— BEGIN —

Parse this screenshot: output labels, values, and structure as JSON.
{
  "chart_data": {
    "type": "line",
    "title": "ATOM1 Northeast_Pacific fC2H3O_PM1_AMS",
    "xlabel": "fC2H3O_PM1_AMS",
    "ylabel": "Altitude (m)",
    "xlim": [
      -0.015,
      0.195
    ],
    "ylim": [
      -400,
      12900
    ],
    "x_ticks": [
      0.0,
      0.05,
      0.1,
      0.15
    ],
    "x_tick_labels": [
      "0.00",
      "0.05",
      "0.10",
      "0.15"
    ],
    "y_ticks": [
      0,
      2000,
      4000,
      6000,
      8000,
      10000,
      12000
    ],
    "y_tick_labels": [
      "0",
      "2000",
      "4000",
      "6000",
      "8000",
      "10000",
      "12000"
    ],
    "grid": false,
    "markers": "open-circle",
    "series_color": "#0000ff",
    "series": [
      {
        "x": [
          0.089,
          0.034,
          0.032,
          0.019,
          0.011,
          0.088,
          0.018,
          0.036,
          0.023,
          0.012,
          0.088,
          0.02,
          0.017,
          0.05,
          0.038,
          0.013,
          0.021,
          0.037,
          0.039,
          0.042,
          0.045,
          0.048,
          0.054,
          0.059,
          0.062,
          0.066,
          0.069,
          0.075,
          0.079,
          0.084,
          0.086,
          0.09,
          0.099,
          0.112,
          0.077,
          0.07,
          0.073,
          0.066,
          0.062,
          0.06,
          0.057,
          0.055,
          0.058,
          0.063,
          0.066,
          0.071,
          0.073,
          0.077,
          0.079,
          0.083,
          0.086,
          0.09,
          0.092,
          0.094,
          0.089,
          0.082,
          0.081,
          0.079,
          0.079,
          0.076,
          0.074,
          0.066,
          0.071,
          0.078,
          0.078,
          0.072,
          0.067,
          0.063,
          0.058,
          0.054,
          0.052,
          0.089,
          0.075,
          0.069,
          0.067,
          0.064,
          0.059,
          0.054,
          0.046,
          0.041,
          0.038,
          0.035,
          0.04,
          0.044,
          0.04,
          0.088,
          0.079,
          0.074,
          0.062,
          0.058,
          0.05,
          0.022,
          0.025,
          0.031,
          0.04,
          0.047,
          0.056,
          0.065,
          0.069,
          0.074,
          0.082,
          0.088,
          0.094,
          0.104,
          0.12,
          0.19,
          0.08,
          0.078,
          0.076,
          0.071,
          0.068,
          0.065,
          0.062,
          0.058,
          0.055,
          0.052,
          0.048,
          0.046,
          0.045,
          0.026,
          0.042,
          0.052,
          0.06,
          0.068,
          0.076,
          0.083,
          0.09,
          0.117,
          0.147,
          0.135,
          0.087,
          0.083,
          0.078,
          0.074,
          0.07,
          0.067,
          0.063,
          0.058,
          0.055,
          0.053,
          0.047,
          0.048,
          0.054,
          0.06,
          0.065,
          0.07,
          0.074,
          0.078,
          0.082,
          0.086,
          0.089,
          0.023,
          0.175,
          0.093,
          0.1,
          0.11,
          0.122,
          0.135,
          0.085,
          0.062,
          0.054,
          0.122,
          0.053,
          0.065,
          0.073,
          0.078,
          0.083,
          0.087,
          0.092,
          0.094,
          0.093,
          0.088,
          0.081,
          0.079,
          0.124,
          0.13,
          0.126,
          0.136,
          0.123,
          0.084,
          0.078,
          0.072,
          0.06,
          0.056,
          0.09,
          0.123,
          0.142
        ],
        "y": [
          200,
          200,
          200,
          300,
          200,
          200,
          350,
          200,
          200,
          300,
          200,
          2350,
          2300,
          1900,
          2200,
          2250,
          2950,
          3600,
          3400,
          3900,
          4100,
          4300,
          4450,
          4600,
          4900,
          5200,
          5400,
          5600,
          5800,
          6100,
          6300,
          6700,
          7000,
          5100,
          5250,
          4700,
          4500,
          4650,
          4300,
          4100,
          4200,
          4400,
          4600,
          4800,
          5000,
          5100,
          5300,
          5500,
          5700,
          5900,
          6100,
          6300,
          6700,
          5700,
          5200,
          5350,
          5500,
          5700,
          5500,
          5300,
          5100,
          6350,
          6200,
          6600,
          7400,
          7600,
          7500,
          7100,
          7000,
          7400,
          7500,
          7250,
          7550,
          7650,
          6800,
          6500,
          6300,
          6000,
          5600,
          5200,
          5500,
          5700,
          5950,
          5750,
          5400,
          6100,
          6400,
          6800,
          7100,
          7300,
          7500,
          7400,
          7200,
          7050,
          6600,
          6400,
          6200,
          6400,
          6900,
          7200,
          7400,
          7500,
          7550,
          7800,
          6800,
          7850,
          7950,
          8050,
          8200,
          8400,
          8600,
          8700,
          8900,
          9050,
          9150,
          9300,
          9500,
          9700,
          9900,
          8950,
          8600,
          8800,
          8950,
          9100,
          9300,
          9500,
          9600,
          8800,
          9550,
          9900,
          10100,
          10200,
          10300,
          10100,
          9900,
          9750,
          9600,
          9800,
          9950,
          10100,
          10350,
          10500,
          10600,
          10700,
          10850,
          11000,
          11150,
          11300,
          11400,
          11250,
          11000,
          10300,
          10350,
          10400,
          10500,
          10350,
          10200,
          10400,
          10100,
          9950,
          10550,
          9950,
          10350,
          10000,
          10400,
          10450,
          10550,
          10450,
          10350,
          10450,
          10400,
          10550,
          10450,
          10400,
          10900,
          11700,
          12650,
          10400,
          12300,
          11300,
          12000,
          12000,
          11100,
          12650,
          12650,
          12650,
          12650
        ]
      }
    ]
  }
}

— END —

Job
Copy all of the data exactly.

Response to the exercise
Parse this screenshot: output labels, values, and structure as JSON.
{
  "chart_data": {
    "type": "line",
    "title": "ATOM1 Northeast_Pacific fC2H3O_PM1_AMS",
    "xlabel": "fC2H3O_PM1_AMS",
    "ylabel": "Altitude (m)",
    "xlim": [
      -0.015,
      0.195
    ],
    "ylim": [
      -400,
      12900
    ],
    "x_ticks": [
      0.0,
      0.05,
      0.1,
      0.15
    ],
    "x_tick_labels": [
      "0.00",
      "0.05",
      "0.10",
      "0.15"
    ],
    "y_ticks": [
      0,
      2000,
      4000,
      6000,
      8000,
      10000,
      12000
    ],
    "y_tick_labels": [
      "0",
      "2000",
      "4000",
      "6000",
      "8000",
      "10000",
      "12000"
    ],
    "grid": false,
    "markers": "open-circle",
    "series_color": "#0000ff",
    "series": [
      {
        "x": [
          0.089,
          0.034,
          0.032,
          0.019,
          0.011,
          0.088,
          0.018,
          0.036,
          0.023,
          0.012,
          0.088,
          0.02,
          0.017,
          0.05,
          0.038,
          0.013,
          0.021,
          0.037,
          0.039,
          0.042,
          0.045,
          0.048,
          0.054,
          0.059,
          0.062,
          0.066,
          0.069,
          0.075,
          0.079,
          0.084,
          0.086,
          0.09,
          0.099,
          0.112,
          0.077,
          0.07,
          0.073,
          0.066,
          0.062,
          0.06,
          0.057,
          0.055,
          0.058,
          0.063,
          0.066,
          0.071,
          0.073,
          0.077,
          0.079,
          0.083,
          0.086,
          0.09,
          0.092,
          0.094,
          0.089,
          0.082,
          0.081,
          0.079,
          0.079,
          0.076,
          0.074,
          0.066,
          0.071,
          0.078,
          0.078,
          0.072,
          0.067,
          0.063,
          0.058,
          0.054,
          0.052,
          0.089,
          0.075,
          0.069,
          0.067,
          0.064,
          0.059,
          0.054,
          0.046,
          0.041,
          0.038,
          0.035,
          0.04,
          0.044,
          0.04,
          0.088,
          0.079,
          0.074,
          0.062,
          0.058,
          0.05,
          0.022,
          0.025,
          0.031,
          0.04,
          0.047,
          0.056,
          0.065,
          0.069,
          0.074,
          0.082,
          0.088,
          0.094,
          0.104,
          0.12,
          0.19,
          0.08,
          0.078,
          0.076,
          0.071,
          0.068,
          0.065,
          0.062,
          0.058,
          0.055,
          0.052,
          0.048,
          0.046,
          0.045,
          0.026,
          0.042,
          0.052,
          0.06,
          0.068,
          0.076,
          0.083,
          0.09,
          0.117,
          0.147,
          0.135,
          0.087,
          0.083,
          0.078,
          0.074,
          0.07,
          0.067,
          0.063,
          0.058,
          0.055,
          0.053,
          0.047,
          0.048,
          0.054,
          0.06,
          0.065,
          0.07,
          0.074,
          0.078,
          0.082,
          0.086,
          0.089,
          0.023,
          0.175,
          0.093,
          0.1,
          0.11,
          0.122,
          0.135,
          0.085,
          0.062,
          0.054,
          0.122,
          0.053,
          0.065,
          0.073,
          0.078,
          0.083,
          0.087,
          0.092,
          0.094,
          0.093,
          0.088,
          0.081,
          0.079,
          0.124,
          0.13,
          0.126,
          0.136,
          0.123,
          0.084,
          0.078,
          0.072,
          0.06,
          0.056,
          0.09,
          0.123,
          0.142
        ],
        "y": [
          200,
          200,
          200,
          300,
          200,
          200,
          350,
          200,
          200,
          300,
          200,
          2350,
          2300,
          1900,
          2200,
          2250,
          2950,
          3600,
          3400,
          3900,
          4100,
          4300,
          4450,
          4600,
          4900,
          5200,
          5400,
          5600,
          5800,
          6100,
          6300,
          6700,
          7000,
          5100,
          5250,
          4700,
          4500,
          4650,
          4300,
          4100,
          4200,
          4400,
          4600,
          4800,
          5000,
          5100,
          5300,
          5500,
          5700,
          5900,
          6100,
          6300,
          6700,
          5700,
          5200,
          5350,
          5500,
          5700,
          5500,
          5300,
          5100,
          6350,
          6200,
          6600,
          7400,
          7600,
          7500,
          7100,
          7000,
          7400,
          7500,
          7250,
          7550,
          7650,
          6800,
          6500,
          6300,
          6000,
          5600,
          5200,
          5500,
          5700,
          5950,
          5750,
          5400,
          6100,
          6400,
          6800,
          7100,
          7300,
          7500,
          7400,
          7200,
          7050,
          6600,
          6400,
          6200,
          6400,
          6900,
          7200,
          7400,
          7500,
          7550,
          7800,
          6800,
          7850,
          7950,
          8050,
          8200,
          8400,
          8600,
          8700,
          8900,
          9050,
          9150,
          9300,
          9500,
          9700,
          9900,
          8950,
          8600,
          8800,
          8950,
          9100,
          9300,
          9500,
          9600,
          8800,
          9550,
          9900,
          10100,
          10200,
          10300,
          10100,
          9900,
          9750,
          9600,
          9800,
          9950,
          10100,
          10350,
          10500,
          10600,
          10700,
          10850,
          11000,
          11150,
          11300,
          11400,
          11250,
          11000,
          10300,
          10350,
          10400,
          10500,
          10350,
          10200,
          10400,
          10100,
          9950,
          10550,
          9950,
          10350,
          10000,
          10400,
          10450,
          10550,
          10450,
          10350,
          10450,
          10400,
          10550,
          10450,
          10400,
          10900,
          11700,
          12650,
          10400,
          12300,
          11300,
          12000,
          12000,
          11100,
          12650,
          12650,
          12650,
          12650
        ]
      }
    ]
  }
}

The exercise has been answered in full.